== DATA FOR PROCESSING

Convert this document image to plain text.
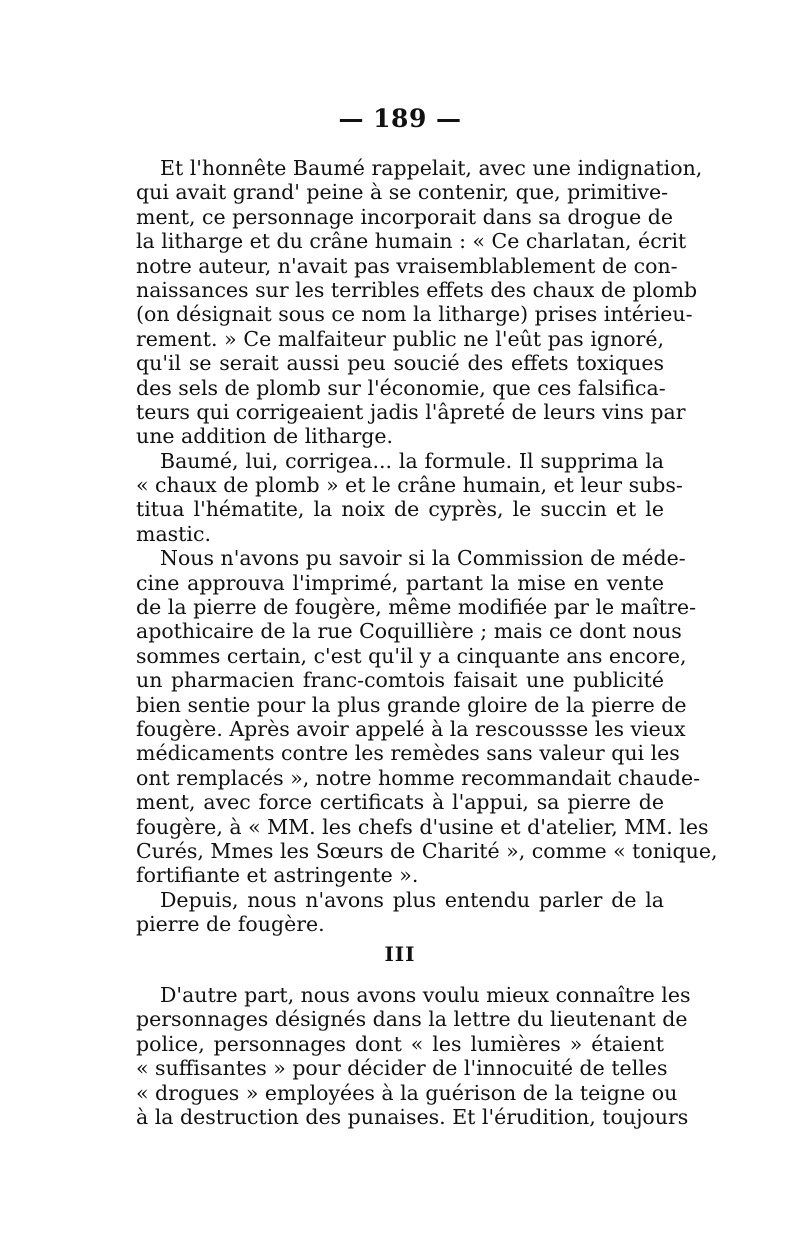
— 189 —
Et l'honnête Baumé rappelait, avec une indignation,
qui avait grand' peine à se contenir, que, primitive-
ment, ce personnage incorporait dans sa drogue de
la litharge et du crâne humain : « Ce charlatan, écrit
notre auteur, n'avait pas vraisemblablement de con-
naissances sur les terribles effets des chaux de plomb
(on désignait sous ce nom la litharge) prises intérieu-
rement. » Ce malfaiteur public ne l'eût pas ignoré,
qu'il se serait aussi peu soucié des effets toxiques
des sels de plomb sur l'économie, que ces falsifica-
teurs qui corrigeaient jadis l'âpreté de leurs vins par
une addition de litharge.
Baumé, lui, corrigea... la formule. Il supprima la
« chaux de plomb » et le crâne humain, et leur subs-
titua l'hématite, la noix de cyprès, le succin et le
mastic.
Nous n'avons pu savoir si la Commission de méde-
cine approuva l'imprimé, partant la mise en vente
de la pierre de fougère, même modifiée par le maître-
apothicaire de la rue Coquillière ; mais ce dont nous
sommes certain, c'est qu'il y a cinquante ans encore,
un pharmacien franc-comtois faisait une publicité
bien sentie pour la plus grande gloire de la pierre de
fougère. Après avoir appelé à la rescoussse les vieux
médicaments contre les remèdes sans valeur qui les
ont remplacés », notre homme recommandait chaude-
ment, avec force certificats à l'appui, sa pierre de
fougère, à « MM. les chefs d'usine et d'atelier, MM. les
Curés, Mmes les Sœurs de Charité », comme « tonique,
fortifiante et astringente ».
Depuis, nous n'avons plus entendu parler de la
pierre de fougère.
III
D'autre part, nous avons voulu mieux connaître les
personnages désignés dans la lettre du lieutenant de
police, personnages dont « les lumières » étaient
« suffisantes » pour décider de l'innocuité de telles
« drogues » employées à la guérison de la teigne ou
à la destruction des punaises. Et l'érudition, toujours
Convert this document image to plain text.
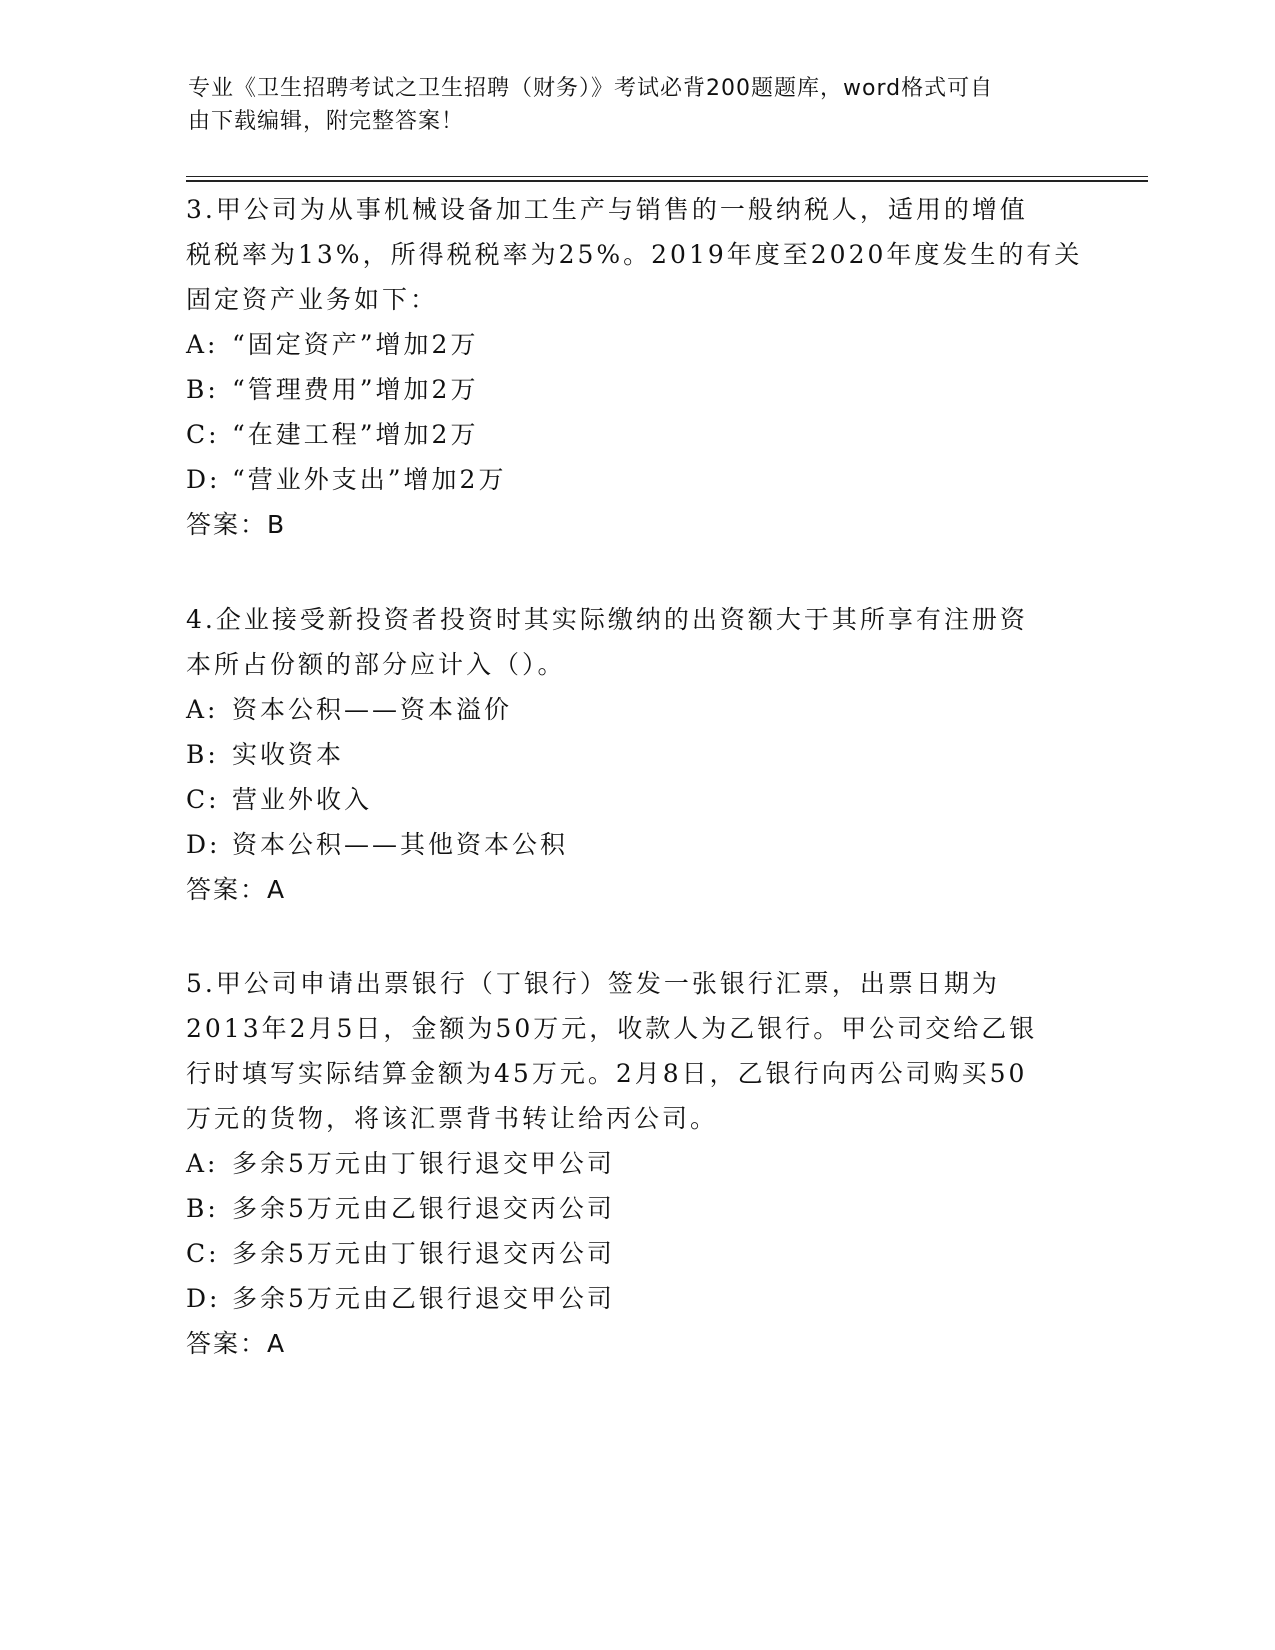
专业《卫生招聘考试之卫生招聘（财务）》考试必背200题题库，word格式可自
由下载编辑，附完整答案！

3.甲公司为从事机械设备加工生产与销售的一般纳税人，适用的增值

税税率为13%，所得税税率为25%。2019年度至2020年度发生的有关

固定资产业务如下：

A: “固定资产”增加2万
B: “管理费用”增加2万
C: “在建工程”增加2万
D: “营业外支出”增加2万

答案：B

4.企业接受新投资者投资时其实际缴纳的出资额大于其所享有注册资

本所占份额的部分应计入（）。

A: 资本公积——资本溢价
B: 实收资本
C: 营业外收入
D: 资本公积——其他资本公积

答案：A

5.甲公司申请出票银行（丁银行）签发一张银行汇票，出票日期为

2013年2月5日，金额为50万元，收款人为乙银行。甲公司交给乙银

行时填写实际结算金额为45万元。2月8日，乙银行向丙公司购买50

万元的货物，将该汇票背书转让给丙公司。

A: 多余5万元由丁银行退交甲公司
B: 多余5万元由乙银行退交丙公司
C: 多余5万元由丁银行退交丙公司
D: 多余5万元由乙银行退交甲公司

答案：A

====

→ **EXERCISE DIRECTIONS**:
Every entry above needs to be retyped exactly; drop the pictures.

→ **EXPECTED OUTPUT**:
Convert this document image to plain text.
— 189 —
Et l'honnête Baumé rappelait, avec une indignation,
qui avait grand' peine à se contenir, que, primitive-
ment, ce personnage incorporait dans sa drogue de
la litharge et du crâne humain : « Ce charlatan, écrit
notre auteur, n'avait pas vraisemblablement de con-
naissances sur les terribles effets des chaux de plomb
(on désignait sous ce nom la litharge) prises intérieu-
rement. » Ce malfaiteur public ne l'eût pas ignoré,
qu'il se serait aussi peu soucié des effets toxiques
des sels de plomb sur l'économie, que ces falsifica-
teurs qui corrigeaient jadis l'âpreté de leurs vins par
une addition de litharge.
Baumé, lui, corrigea... la formule. Il supprima la
« chaux de plomb » et le crâne humain, et leur subs-
titua l'hématite, la noix de cyprès, le succin et le
mastic.
Nous n'avons pu savoir si la Commission de méde-
cine approuva l'imprimé, partant la mise en vente
de la pierre de fougère, même modifiée par le maître-
apothicaire de la rue Coquillière ; mais ce dont nous
sommes certain, c'est qu'il y a cinquante ans encore,
un pharmacien franc-comtois faisait une publicité
bien sentie pour la plus grande gloire de la pierre de
fougère. Après avoir appelé à la rescoussse les vieux
médicaments contre les remèdes sans valeur qui les
ont remplacés », notre homme recommandait chaude-
ment, avec force certificats à l'appui, sa pierre de
fougère, à « MM. les chefs d'usine et d'atelier, MM. les
Curés, Mmes les Sœurs de Charité », comme « tonique,
fortifiante et astringente ».
Depuis, nous n'avons plus entendu parler de la
pierre de fougère.
III
D'autre part, nous avons voulu mieux connaître les
personnages désignés dans la lettre du lieutenant de
police, personnages dont « les lumières » étaient
« suffisantes » pour décider de l'innocuité de telles
« drogues » employées à la guérison de la teigne ou
à la destruction des punaises. Et l'érudition, toujours
Convert this document image to plain text.
专业《卫生招聘考试之卫生招聘（财务）》考试必背200题题库，word格式可自
由下载编辑，附完整答案！

3.甲公司为从事机械设备加工生产与销售的一般纳税人，适用的增值

税税率为13%，所得税税率为25%。2019年度至2020年度发生的有关

固定资产业务如下：

A: “固定资产”增加2万
B: “管理费用”增加2万
C: “在建工程”增加2万
D: “营业外支出”增加2万

答案：B

4.企业接受新投资者投资时其实际缴纳的出资额大于其所享有注册资

本所占份额的部分应计入（）。

A: 资本公积——资本溢价
B: 实收资本
C: 营业外收入
D: 资本公积——其他资本公积

答案：A

5.甲公司申请出票银行（丁银行）签发一张银行汇票，出票日期为

2013年2月5日，金额为50万元，收款人为乙银行。甲公司交给乙银

行时填写实际结算金额为45万元。2月8日，乙银行向丙公司购买50

万元的货物，将该汇票背书转让给丙公司。

A: 多余5万元由丁银行退交甲公司
B: 多余5万元由乙银行退交丙公司
C: 多余5万元由丁银行退交丙公司
D: 多余5万元由乙银行退交甲公司

答案：A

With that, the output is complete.